◆ **INPUT DATA**:
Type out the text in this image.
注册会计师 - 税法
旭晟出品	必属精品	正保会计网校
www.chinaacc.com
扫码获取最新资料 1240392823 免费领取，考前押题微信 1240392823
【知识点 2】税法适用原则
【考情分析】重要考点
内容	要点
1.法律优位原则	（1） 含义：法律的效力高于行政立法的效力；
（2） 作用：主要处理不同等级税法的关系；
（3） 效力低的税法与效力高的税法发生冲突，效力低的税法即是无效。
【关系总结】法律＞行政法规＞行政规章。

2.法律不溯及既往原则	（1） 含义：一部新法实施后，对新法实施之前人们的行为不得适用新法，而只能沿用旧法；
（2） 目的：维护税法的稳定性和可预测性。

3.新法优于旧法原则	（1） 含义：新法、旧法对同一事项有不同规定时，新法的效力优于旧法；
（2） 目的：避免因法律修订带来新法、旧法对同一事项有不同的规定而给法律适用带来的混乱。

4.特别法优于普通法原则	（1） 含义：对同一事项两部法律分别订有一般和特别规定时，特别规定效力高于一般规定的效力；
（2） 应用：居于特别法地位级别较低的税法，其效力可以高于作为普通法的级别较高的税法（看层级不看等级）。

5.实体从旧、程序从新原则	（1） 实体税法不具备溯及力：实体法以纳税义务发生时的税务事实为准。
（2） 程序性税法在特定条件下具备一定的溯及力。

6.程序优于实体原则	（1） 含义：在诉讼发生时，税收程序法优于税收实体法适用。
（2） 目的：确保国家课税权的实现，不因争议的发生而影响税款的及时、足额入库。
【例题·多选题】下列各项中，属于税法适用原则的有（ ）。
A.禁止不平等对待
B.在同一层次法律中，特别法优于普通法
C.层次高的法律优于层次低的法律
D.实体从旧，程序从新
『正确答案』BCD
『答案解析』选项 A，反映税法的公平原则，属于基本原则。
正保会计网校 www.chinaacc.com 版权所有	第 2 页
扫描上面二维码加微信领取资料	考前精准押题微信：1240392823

◆ **GIVEN REQUEST**: Gather each line in these records that contains the string "正保会计网校".

◆ **WORKED ANSWER**:
旭晟出品	必属精品	正保会计网校
正保会计网校 www.chinaacc.com 版权所有	第 2 页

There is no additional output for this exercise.